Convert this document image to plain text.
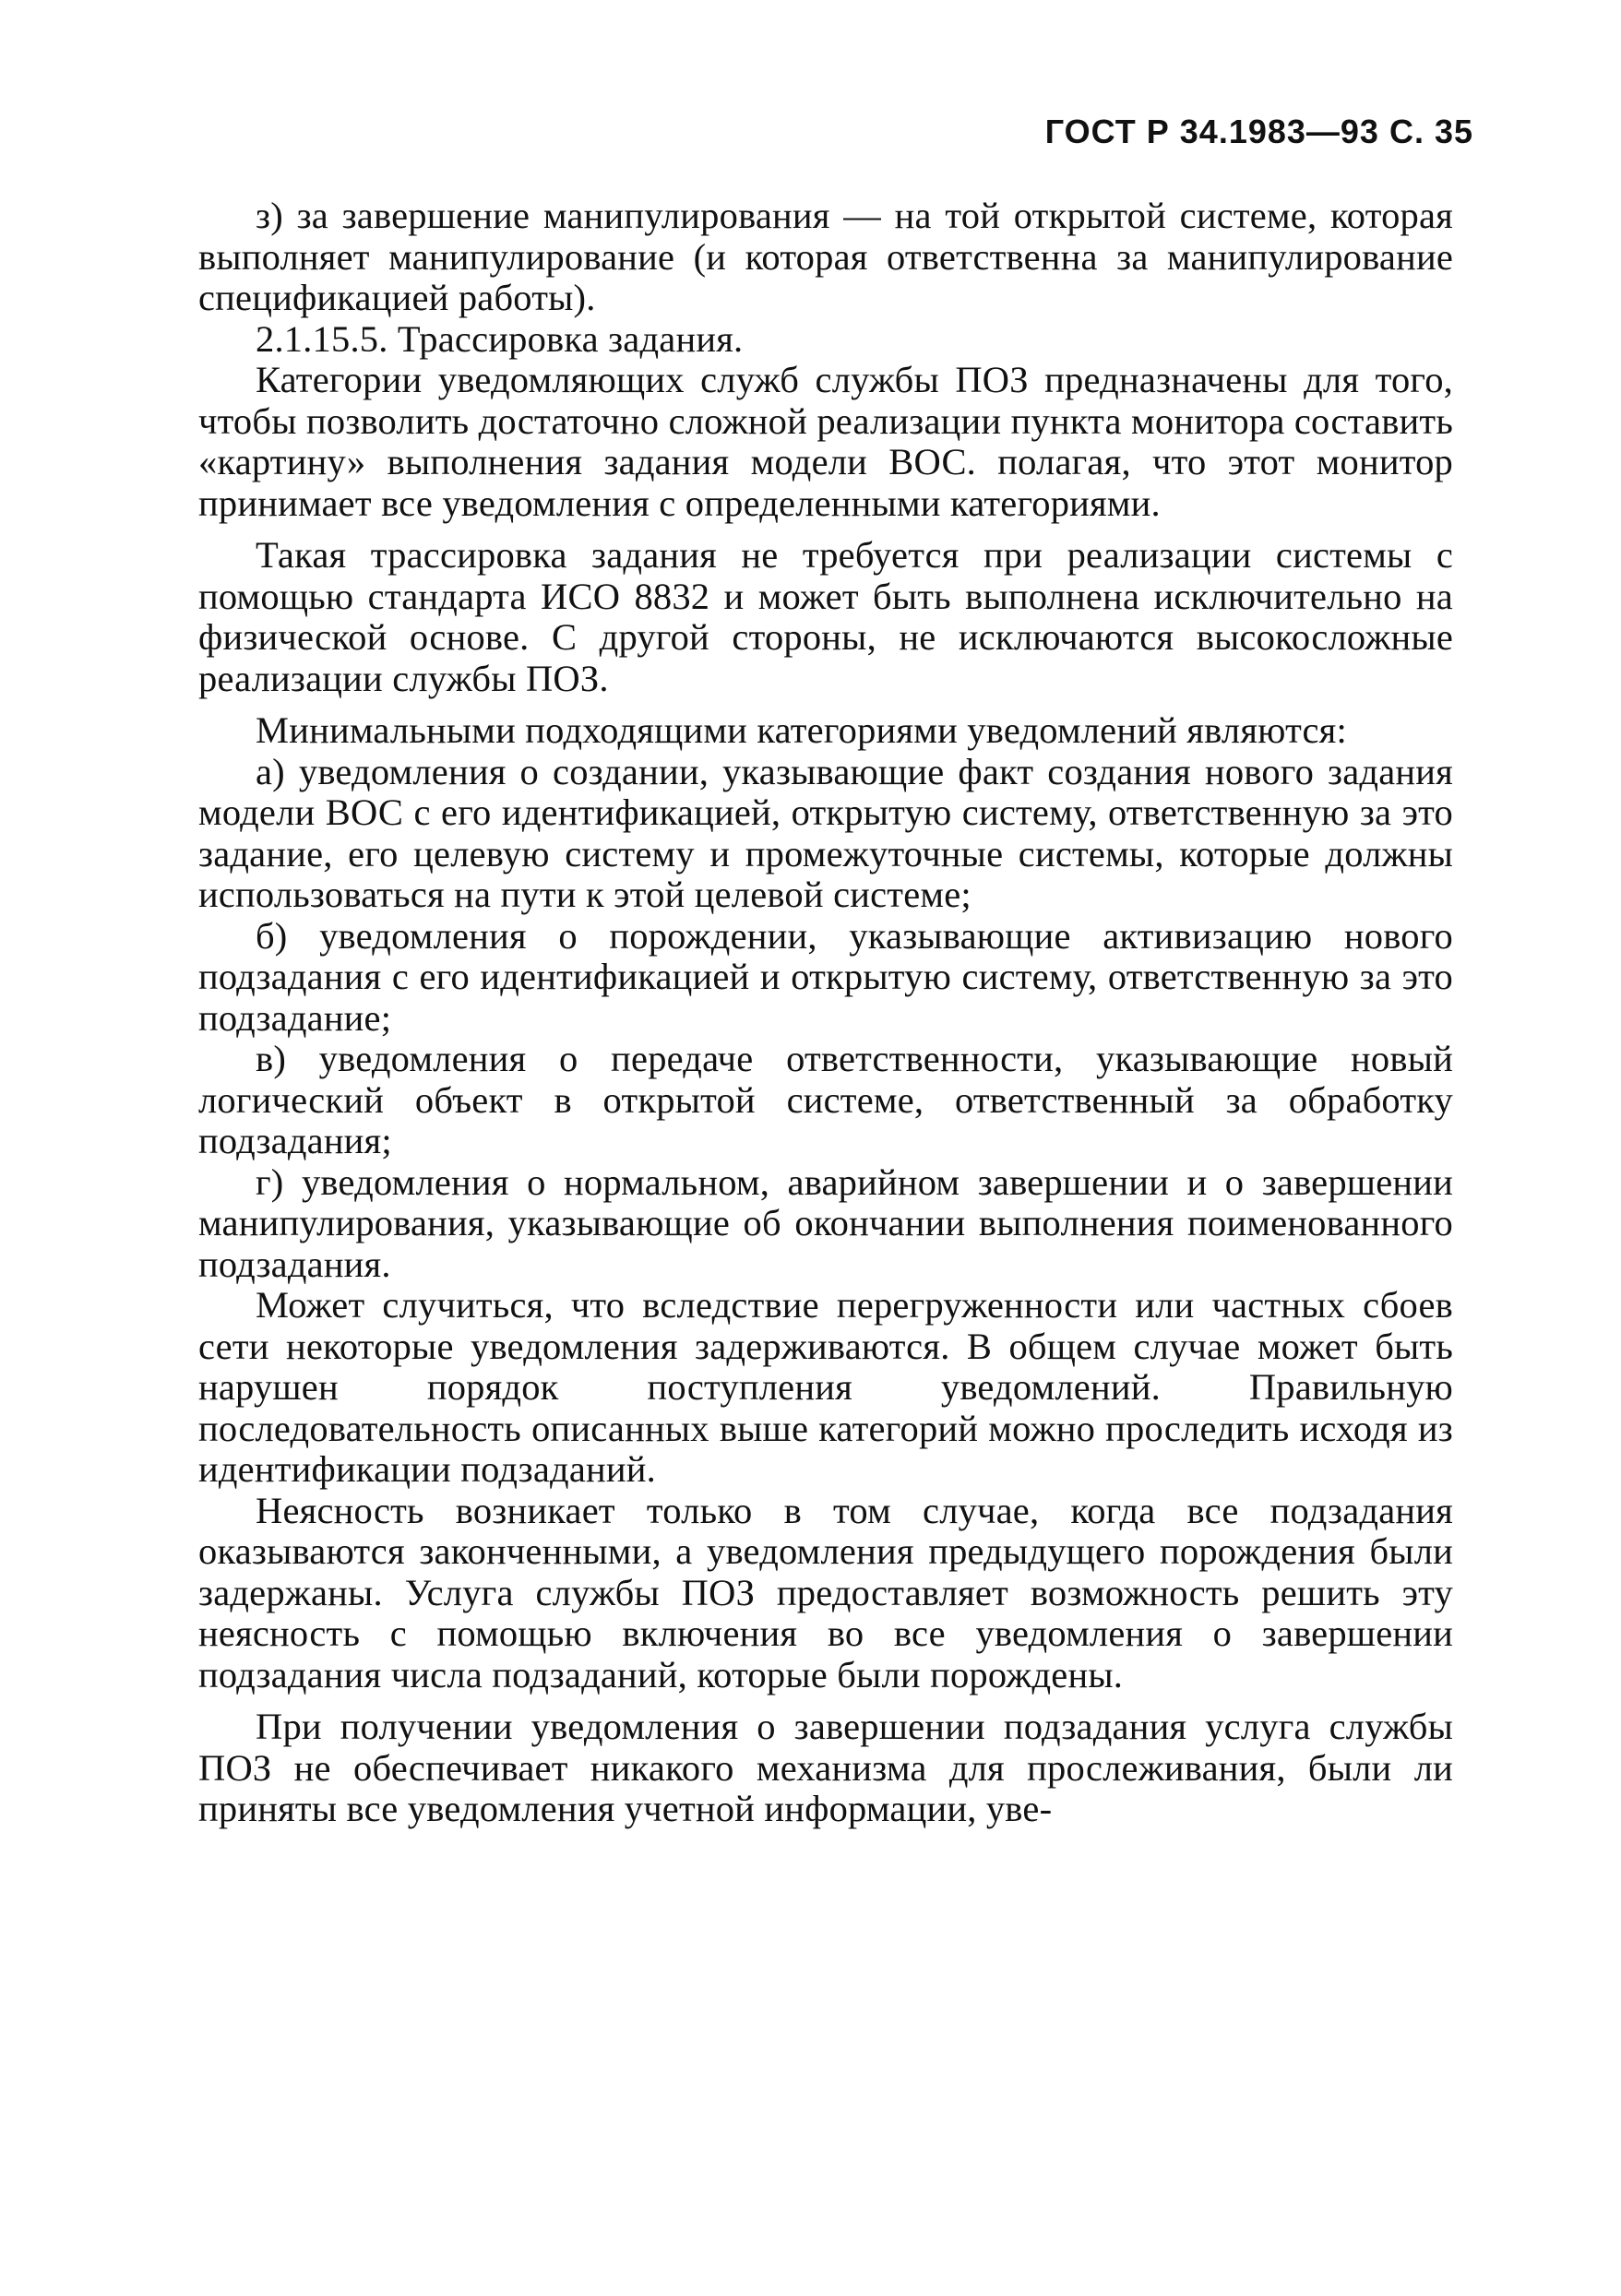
ГОСТ Р 34.1983—93 С. 35

з) за завершение манипулирования — на той открытой системе, которая выполняет манипулирование (и которая ответственна за манипулирование спецификацией работы).

2.1.15.5. Трассировка задания.

Категории уведомляющих служб службы ПОЗ предназначены для того, чтобы позволить достаточно сложной реализации пункта монитора составить «картину» выполнения задания модели ВОС. полагая, что этот монитор принимает все уведомления с определенными категориями.

Такая трассировка задания не требуется при реализации системы с помощью стандарта ИСО 8832 и может быть выполнена исключительно на физической основе. С другой стороны, не исключаются высокосложные реализации службы ПОЗ.

Минимальными подходящими категориями уведомлений являются:

а) уведомления о создании, указывающие факт создания нового задания модели ВОС с его идентификацией, открытую систему, ответственную за это задание, его целевую систему и промежуточные системы, которые должны использоваться на пути к этой целевой системе;

б) уведомления о порождении, указывающие активизацию нового подзадания с его идентификацией и открытую систему, ответственную за это подзадание;

в) уведомления о передаче ответственности, указывающие новый логический объект в открытой системе, ответственный за обработку подзадания;

г) уведомления о нормальном, аварийном завершении и о завершении манипулирования, указывающие об окончании выполнения поименованного подзадания.

Может случиться, что вследствие перегруженности или частных сбоев сети некоторые уведомления задерживаются. В общем случае может быть нарушен порядок поступления уведомлений. Правильную последовательность описанных выше категорий можно проследить исходя из идентификации подзаданий.

Неясность возникает только в том случае, когда все подзадания оказываются законченными, а уведомления предыдущего порождения были задержаны. Услуга службы ПОЗ предоставляет возможность решить эту неясность с помощью включения во все уведомления о завершении подзадания числа подзаданий, которые были порождены.

При получении уведомления о завершении подзадания услуга службы ПОЗ не обеспечивает никакого механизма для прослеживания, были ли приняты все уведомления учетной информации, уве-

☆ ☆ ☆ ☆

**What you have to do**
Using the listing, collect all lines in which the string "открытой" is found.

**Task result**
з) за завершение манипулирования — на той открытой системе, которая выполняет манипулирование (и которая ответственна за манипулирование спецификацией работы).
в) уведомления о передаче ответственности, указывающие новый логический объект в открытой системе, ответственный за обработку подзадания;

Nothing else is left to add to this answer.